**Problema proposto 1**
Conte em quantas linhas das entradas aparece a palavra "Diariamente". Responda somente com o número.
**Problema proposto 2**
Escreva a continuação do trecho sobre os códices Sinaiticus e Vaticanus, começando logo após a última frase apresentada.

**Trecho citado**
========================================================================

Outro detalhe importante: Os monges do mosteiro iriam queimar o manuscrito, não atribuindo a ele nenhum valor especial.
Constantin também conseguiu, de forma semelhante ao Sinaiticus, acesso ao Codex Vaticanus, guardado na biblioteca do Vaticano. Este, por sua vez, é tão antigo quanto Aleph(também conhecido como Sinaiticus e B'). O ambiente do vaticano, diga-se de passagem não é menos escabroso que o mosteiro de Santa Catarina, mas obviamente estes são detalhes adicionais.
O manuscritos possuíam algo que os diferenciava dos demais: a idade e o local de origem. Enquanto que os manuscritos bizantinos eram oriundos de regiões de Constantinopla, cidade apoiada pela "escola teológica" de Antioquia, Os manuscritos Sinaiticus e Vaticanus eram provenientes de Alexandria, no Egito, sendo esta uma considerável rival de Constantinopla. A idade dos manuscritos bizantinos, extremamente concordantes entre si, é do século V em diante, enquanto que os manuscritos alexandrinos são do século IV (sendo o Vaticanus ligeiramente mais novo que o Sinaiticus e em melhor estado de conservação.
É nesse contexto que surgem a figura de Westcott e Hort. Ambos estudiosos anglicanos. Hort se destaca por um ódio ao Textus Receptus, ao ponto de chama-lo de " Este vil Textus Receptus"**. Tendo com objetivo substituir o Textus Receptus, os dois amigos empreenderam a tarefa de editar um novo texto, utilizando novos tipos de conceitos de crítica textual. O resultado foi o texto crítico da Bíblia, baseado em ambos os manuscritos Alexandrinos. O texto era profundamente distinto do Texto Grego Tradicional do Novo Testamento. Um novo texto surgiu, e conseqüentemente, novas Bíblias viriam. Terá sido essa atitude saudável, afinal, quais eram os pensamentos teológicos de Hort e Westcott? É justa a metodologia da crítica textual? São questões pertinentes que não podem ficar sem respostas, ou pelo menos alguma avaliações.

========================================================================

**Linhas de entrada**
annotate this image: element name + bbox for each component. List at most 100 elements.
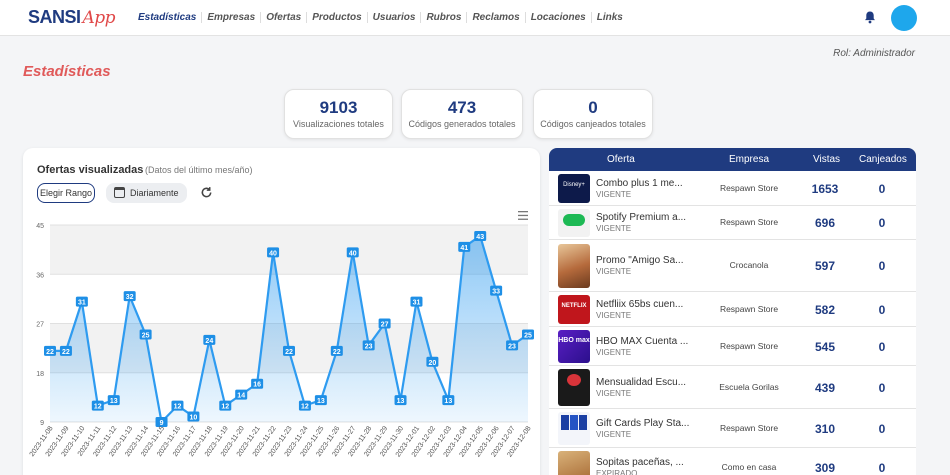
nav-item-links[interactable]: Links [592,12,628,23]
offer-views: 309 [814,461,836,475]
header-empresa: Empresa [729,154,770,165]
data-point[interactable]: 20 [426,356,439,367]
data-point[interactable]: 13 [107,395,120,406]
bell-icon[interactable] [863,10,877,24]
data-label: 25 [524,332,532,339]
views-chart: 9 18 27 36 45 22 22 31 12 13 32 25 9 12 10 24 12 14 16 40 22… [29,223,534,458]
data-point[interactable]: 31 [410,296,423,307]
data-label: 24 [205,338,213,345]
data-point[interactable]: 22 [283,345,295,356]
nav-item-productos[interactable]: Productos [307,12,368,23]
user-avatar[interactable] [891,5,917,31]
header-vistas: Vistas [813,154,841,165]
y-tick-label: 18 [36,371,44,378]
table-row[interactable]: HBO max HBO MAX Cuenta ... VIGENTE Respawn … [549,327,916,366]
data-point[interactable]: 25 [522,329,534,340]
data-point[interactable]: 32 [123,291,136,302]
data-label: 12 [221,404,229,411]
data-label: 40 [269,250,277,257]
table-row[interactable]: Promo "Amigo Sa... VIGENTE Crocanola 597 0 [549,240,916,292]
nav-item-ofertas[interactable]: Ofertas [261,12,308,23]
table-row[interactable]: Disney+ Combo plus 1 me... VIGENTE Respawn … [549,171,916,206]
main-nav: Estadísticas Empresas Ofertas Productos … [138,12,628,23]
nav-item-estadisticas[interactable]: Estadísticas [138,12,203,23]
data-point[interactable]: 27 [378,318,391,329]
nav-item-empresas[interactable]: Empresas [202,12,262,23]
table-row[interactable]: NETFLIX Netfliix 65bs cuen... VIGENTE Respa… [549,292,916,327]
data-label: 33 [492,289,500,296]
stat-card-codes-redeemed: 0 Códigos canjeados totales [533,89,653,139]
data-point[interactable]: 13 [394,395,407,406]
table-row[interactable]: Mensualidad Escu... VIGENTE Escuela Gorila… [549,366,916,409]
offer-name[interactable]: Mensualidad Escu... [596,377,686,388]
data-point[interactable]: 12 [298,400,311,411]
offer-views: 310 [814,421,836,436]
data-label: 22 [333,349,341,356]
y-tick-label: 9 [40,420,44,427]
offer-name[interactable]: Combo plus 1 me... [596,178,683,189]
offer-name[interactable]: Gift Cards Play Sta... [596,418,689,429]
offer-company: Escuela Gorilas [719,381,779,392]
offer-views: 545 [814,339,836,354]
hamburger-menu-icon[interactable] [518,211,528,220]
table-row[interactable]: Sopitas paceñas, ... EXPIRADO Como en casa… [549,448,916,475]
offer-name[interactable]: HBO MAX Cuenta ... [596,336,688,347]
data-point[interactable]: 43 [474,230,487,241]
table-row[interactable]: Spotify Premium a... VIGENTE Respawn Store… [549,206,916,240]
offer-company: Respawn Store [719,217,779,227]
offer-status: VIGENTE [596,429,632,439]
data-point[interactable]: 12 [171,400,184,411]
data-label: 16 [253,382,261,389]
data-point[interactable]: 16 [251,378,264,389]
offer-name[interactable]: Netfliix 65bs cuen... [596,299,683,310]
data-point[interactable]: 41 [458,241,471,252]
offer-name[interactable]: Spotify Premium a... [596,212,686,223]
data-point[interactable]: 9 [155,417,168,427]
nav-item-reclamos[interactable]: Reclamos [467,12,526,23]
stat-value: 9103 [319,98,358,117]
data-point[interactable]: 23 [506,340,519,351]
data-point[interactable]: 22 [59,345,72,356]
data-point[interactable]: 13 [314,395,327,406]
disney-plus-thumbnail: Disney+ [558,174,590,203]
soup-thumbnail [558,451,590,475]
offer-redeemed: 0 [878,302,886,317]
thumb-text: HBO max [558,330,590,363]
offer-name[interactable]: Promo "Amigo Sa... [596,255,683,266]
table-row[interactable]: Gift Cards Play Sta... VIGENTE Respawn Sto… [549,409,916,448]
stat-label: Códigos canjeados totales [540,119,646,129]
logo-sansi: SANSI [28,7,81,27]
offer-status: VIGENTE [596,224,632,233]
data-point[interactable]: 22 [44,345,56,356]
data-point[interactable]: 12 [91,400,104,411]
data-label: 10 [190,415,198,422]
data-point[interactable]: 40 [346,247,359,258]
offer-name[interactable]: Sopitas paceñas, ... [596,457,684,468]
chart-subtitle: (Datos del último mes/año) [145,165,253,175]
data-point[interactable]: 31 [75,296,88,307]
offers-table: Oferta Empresa Vistas Canjeados Disney+ C… [549,148,916,475]
data-point[interactable]: 25 [139,329,152,340]
stat-value: 0 [588,98,598,117]
data-label: 23 [508,343,516,350]
data-point[interactable]: 12 [219,400,232,411]
data-point[interactable]: 22 [330,345,343,356]
data-point[interactable]: 23 [362,340,375,351]
stat-card-codes-generated: 473 Códigos generados totales [401,89,523,139]
data-point[interactable]: 40 [267,247,280,258]
refresh-icon[interactable] [200,186,213,199]
daily-toggle-button[interactable]: Diariamente [106,183,187,203]
nav-item-usuarios[interactable]: Usuarios [368,12,422,23]
calendar-icon [114,187,125,198]
data-point[interactable]: 33 [490,285,503,296]
choose-range-button[interactable]: Elegir Rango [37,183,95,203]
app-logo[interactable]: SANSI App [28,7,116,28]
nav-item-locaciones[interactable]: Locaciones [526,12,592,23]
data-point[interactable]: 14 [235,389,248,400]
data-point[interactable]: 13 [442,395,455,406]
data-point[interactable]: 10 [187,411,200,422]
playstation-cards-thumbnail [558,412,590,445]
nav-item-rubros[interactable]: Rubros [421,12,468,23]
daily-label: Diariamente [130,188,179,198]
data-point[interactable]: 24 [203,334,216,345]
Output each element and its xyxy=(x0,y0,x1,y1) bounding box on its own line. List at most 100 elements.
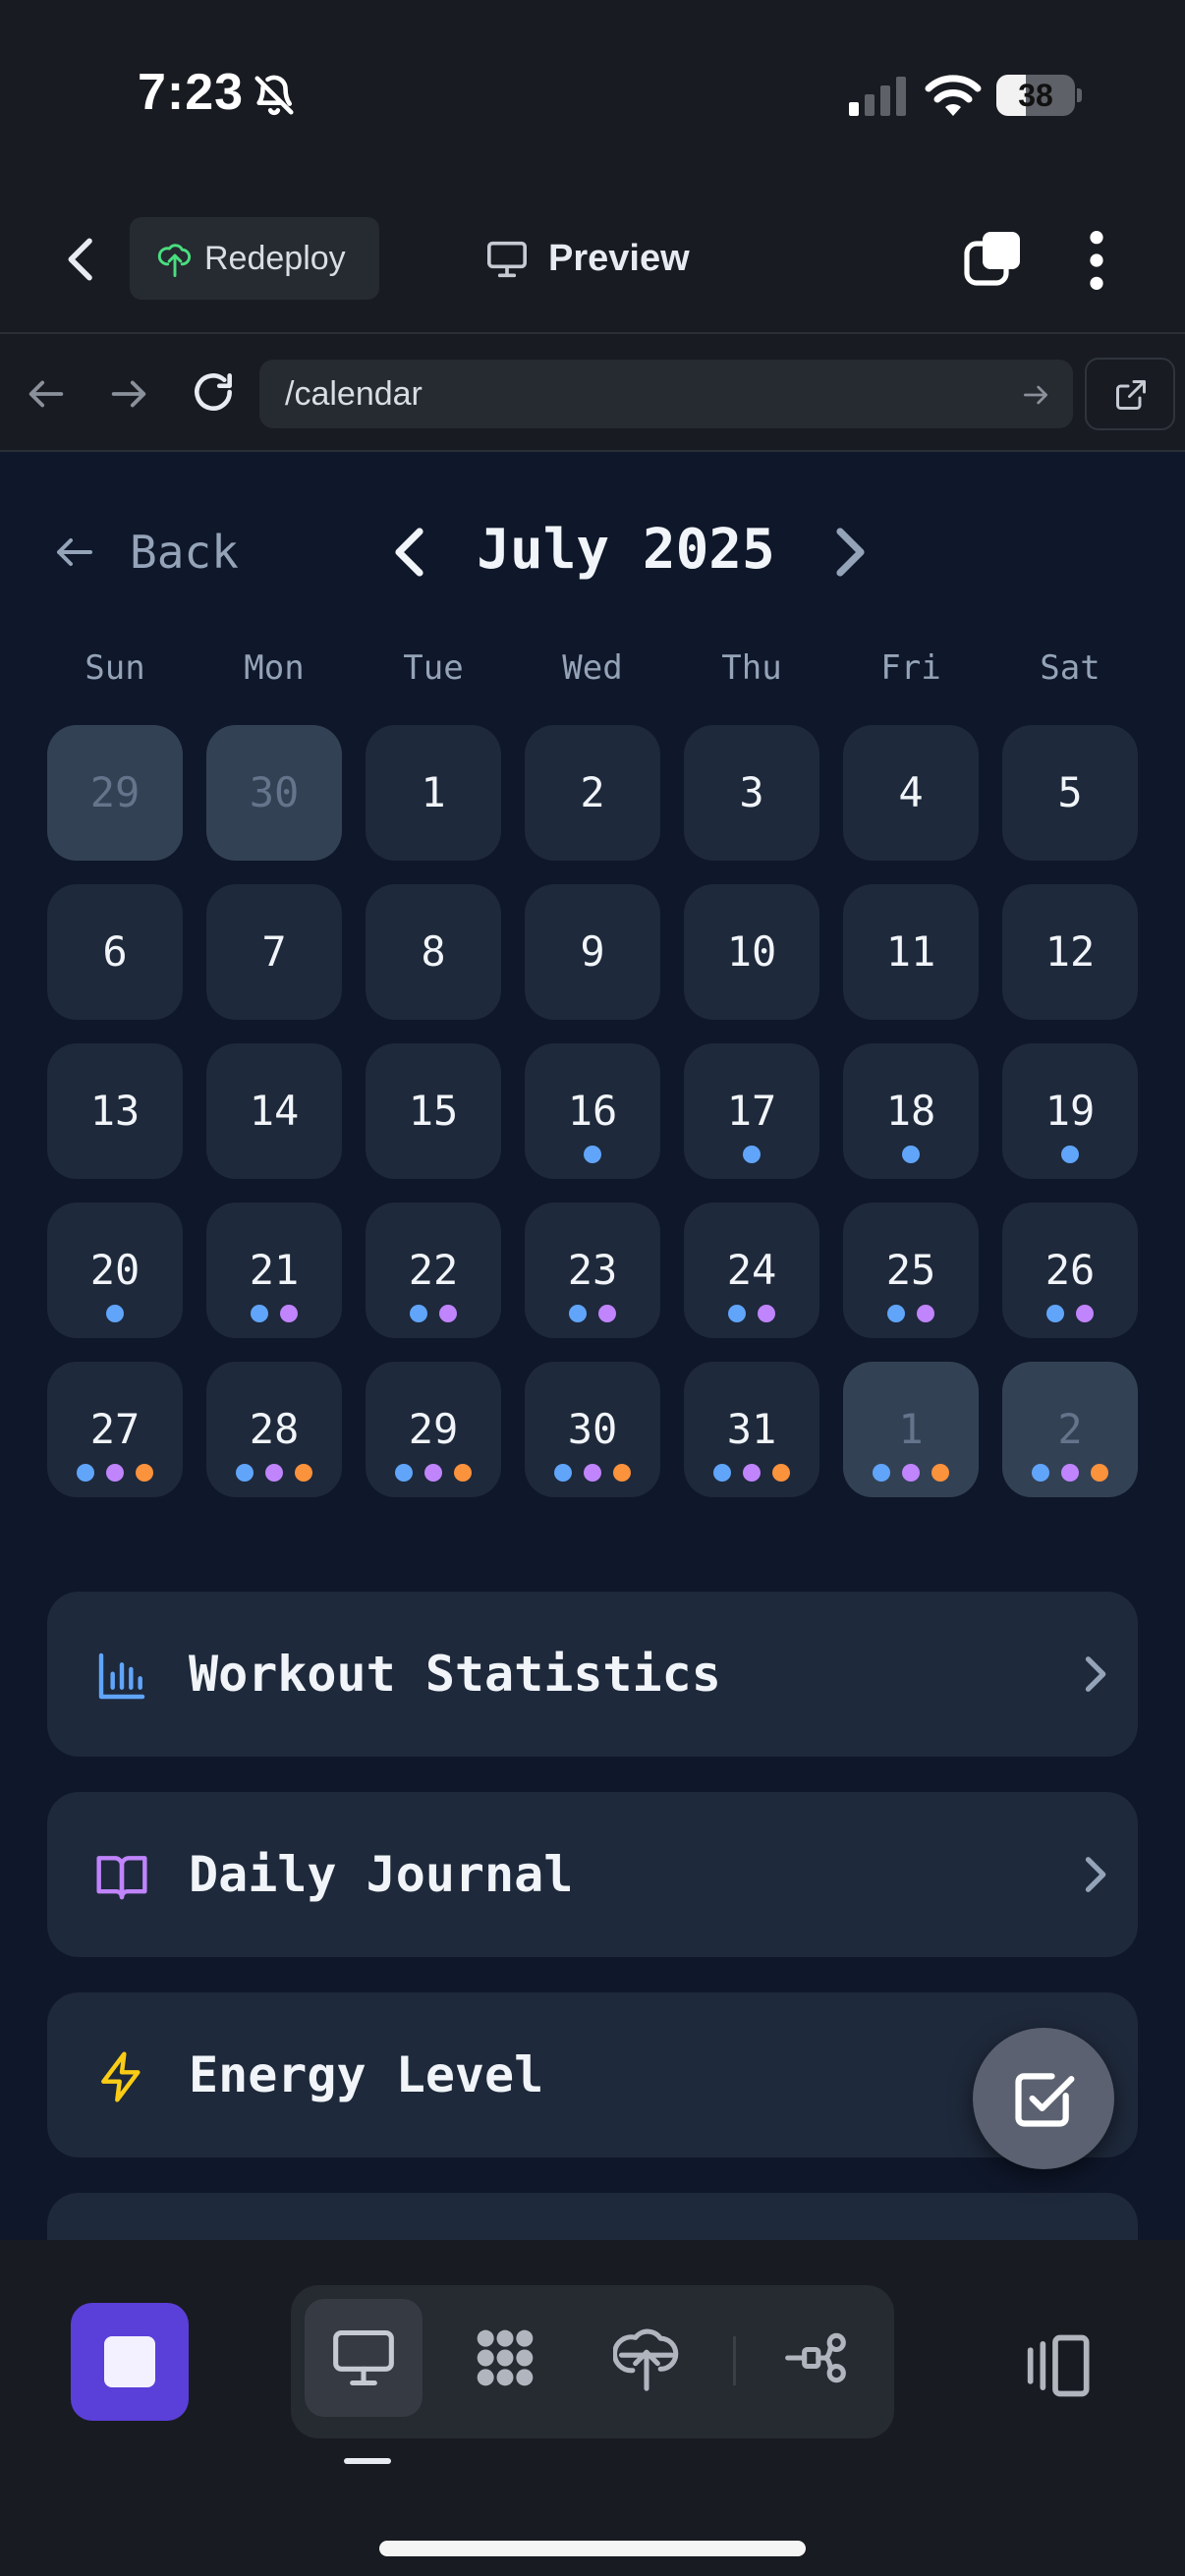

========================================================================

**Resultado do exercício 1**
2

**Resultado do exercício 2**
Continua...

Soli Deo Gloria

* O termo manuscritologia bíblica foi cunhado pelo reverendo presbiteriano Paulo Anglada pois, segundo ele, este termo se adequa melhor do que Crítica textual Bíblica, haja vista que o material da "Crítica" nada mais é do que a Palavra de Deus.

* A frase original pode ser encontarda no livro de Wilbur Pickering, Qual o Texto Original do Novo Testamento? disponível no site Luz Para o Caminho, de Walter Andrade Campelo

7 comentários:

Clebio Lima disse...

A Paz do Senhor!

Muito interessante este estudo, estarei atento à continuidade.

clebiolima.blogspot.com

juberd2008 disse...

Victor,

Interessante a matéria, visto que é sempre bom, dar uma consultada na história para entendermos o que veio até nós. Parabéns pela postagem.

Um abraço fraterno.

Victor Leonardo Barbosa disse...

Olá irmão Clébio, a Paz do Senhor!!! Obrigado pela visita no blog, espero que seja a primeira de muitas. com relação a este tema, se Deus quiser vou escrever as continuações, talvez demore um pouco, pois estou com outros temas para postar. mas que vai sair vai.

Obrigado pela visita e considerações irmão Juber. Com certeza, a história é importantíssima, ainda mais a história dos textos bíblicos.

Abraços e Paz do Senhor!!!

Bruno Oliveira da Silva disse...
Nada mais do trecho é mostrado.